-- Set task a --
Reproduce the following passage on the photographs of Frederick Douglass in full, without any alteration.

□ □ □ □ □ □ □

How many pictures would you guess were taken of the most-photographed nineteenth-century American? A few thousand? Several hundred?
According to David Blight, an eminent professor of US history and memory, the answer is 162. Maybe 163.
I recently learned this staggering fact while watching Professor Blight deliver the Frederick Douglass Bicentennial Lecture at the University of Maryland (UMD). His talk, entitled, “‘My Voice, My Pen, My Vote’: Frederick Douglass—Legacies in Our Own Time,” was part of the university’s Douglass 200 initiative, a year-long series marking the bicentennial of Douglass’s birth. While it was indeed surprising to learn that the famous orator and abolitionist was the subject of more photographs than either Lincoln or Twain, I was more impressed with the number: only 162 (or maybe 163) unique images of Frederick Douglass have survived into the present, the majority of which are thoughtful, deliberate portraits.
There are more than ten times that number of photos of me on Facebook alone, many far from deliberate, and several hundred more aging on shelves and under couches in my parents’ house.
As the most-photographed nineteenth-century American (and perhaps the most traveled), Frederick Douglass was awash in the technology of his time. He crossed oceans by steamship and countries by railroad. In the last years of his life, he lamented that he was to miss the proliferation of recorded sound. In this essay, I argue that shifting technological landscapes affect not only our ability to study and present the past; they challenge our very ability to empathize with historical actors.

□ □ □ □ □ □ □

-- Set task b --
Write out the records below again, changing "bboxes" to "bounding boxes" and leaving everything else unchanged.

□ □ □ □ □ □ □

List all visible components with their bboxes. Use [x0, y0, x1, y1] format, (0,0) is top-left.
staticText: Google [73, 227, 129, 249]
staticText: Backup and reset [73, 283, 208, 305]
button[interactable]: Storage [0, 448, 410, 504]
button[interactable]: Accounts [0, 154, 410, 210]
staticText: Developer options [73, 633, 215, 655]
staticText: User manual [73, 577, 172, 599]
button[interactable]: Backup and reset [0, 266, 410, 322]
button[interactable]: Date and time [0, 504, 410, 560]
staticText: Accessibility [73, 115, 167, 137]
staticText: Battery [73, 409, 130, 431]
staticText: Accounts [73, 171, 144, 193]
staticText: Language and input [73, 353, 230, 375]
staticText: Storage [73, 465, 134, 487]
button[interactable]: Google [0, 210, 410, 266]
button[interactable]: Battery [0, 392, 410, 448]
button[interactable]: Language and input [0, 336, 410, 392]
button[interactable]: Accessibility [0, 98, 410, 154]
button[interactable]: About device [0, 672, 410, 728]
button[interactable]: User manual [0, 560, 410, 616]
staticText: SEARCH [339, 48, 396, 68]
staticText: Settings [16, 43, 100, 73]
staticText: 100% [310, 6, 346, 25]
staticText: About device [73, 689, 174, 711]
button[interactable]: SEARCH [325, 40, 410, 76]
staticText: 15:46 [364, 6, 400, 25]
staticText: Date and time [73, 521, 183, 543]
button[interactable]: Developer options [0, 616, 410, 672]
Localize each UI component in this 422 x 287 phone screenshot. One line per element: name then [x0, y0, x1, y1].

□ □ □ □ □ □ □

-- Full output a --
How many pictures would you guess were taken of the most-photographed nineteenth-century American? A few thousand? Several hundred?
According to David Blight, an eminent professor of US history and memory, the answer is 162. Maybe 163.
I recently learned this staggering fact while watching Professor Blight deliver the Frederick Douglass Bicentennial Lecture at the University of Maryland (UMD). His talk, entitled, “‘My Voice, My Pen, My Vote’: Frederick Douglass—Legacies in Our Own Time,” was part of the university’s Douglass 200 initiative, a year-long series marking the bicentennial of Douglass’s birth. While it was indeed surprising to learn that the famous orator and abolitionist was the subject of more photographs than either Lincoln or Twain, I was more impressed with the number: only 162 (or maybe 163) unique images of Frederick Douglass have survived into the present, the majority of which are thoughtful, deliberate portraits.
There are more than ten times that number of photos of me on Facebook alone, many far from deliberate, and several hundred more aging on shelves and under couches in my parents’ house.
As the most-photographed nineteenth-century American (and perhaps the most traveled), Frederick Douglass was awash in the technology of his time. He crossed oceans by steamship and countries by railroad. In the last years of his life, he lamented that he was to miss the proliferation of recorded sound. In this essay, I argue that shifting technological landscapes affect not only our ability to study and present the past; they challenge our very ability to empathize with historical actors.

-- Full output b --
List all visible components with their bounding boxes. Use [x0, y0, x1, y1] format, (0,0) is top-left.
staticText: Google [73, 227, 129, 249]
staticText: Backup and reset [73, 283, 208, 305]
button[interactable]: Storage [0, 448, 410, 504]
button[interactable]: Accounts [0, 154, 410, 210]
staticText: Developer options [73, 633, 215, 655]
staticText: User manual [73, 577, 172, 599]
button[interactable]: Backup and reset [0, 266, 410, 322]
button[interactable]: Date and time [0, 504, 410, 560]
staticText: Accessibility [73, 115, 167, 137]
staticText: Battery [73, 409, 130, 431]
staticText: Accounts [73, 171, 144, 193]
staticText: Language and input [73, 353, 230, 375]
staticText: Storage [73, 465, 134, 487]
button[interactable]: Google [0, 210, 410, 266]
button[interactable]: Battery [0, 392, 410, 448]
button[interactable]: Language and input [0, 336, 410, 392]
button[interactable]: Accessibility [0, 98, 410, 154]
button[interactable]: About device [0, 672, 410, 728]
button[interactable]: User manual [0, 560, 410, 616]
staticText: SEARCH [339, 48, 396, 68]
staticText: Settings [16, 43, 100, 73]
staticText: 100% [310, 6, 346, 25]
staticText: About device [73, 689, 174, 711]
button[interactable]: SEARCH [325, 40, 410, 76]
staticText: 15:46 [364, 6, 400, 25]
staticText: Date and time [73, 521, 183, 543]
button[interactable]: Developer options [0, 616, 410, 672]
Localize each UI component in this 422 x 287 phone screenshot. One line per element: name then [x0, y0, x1, y1].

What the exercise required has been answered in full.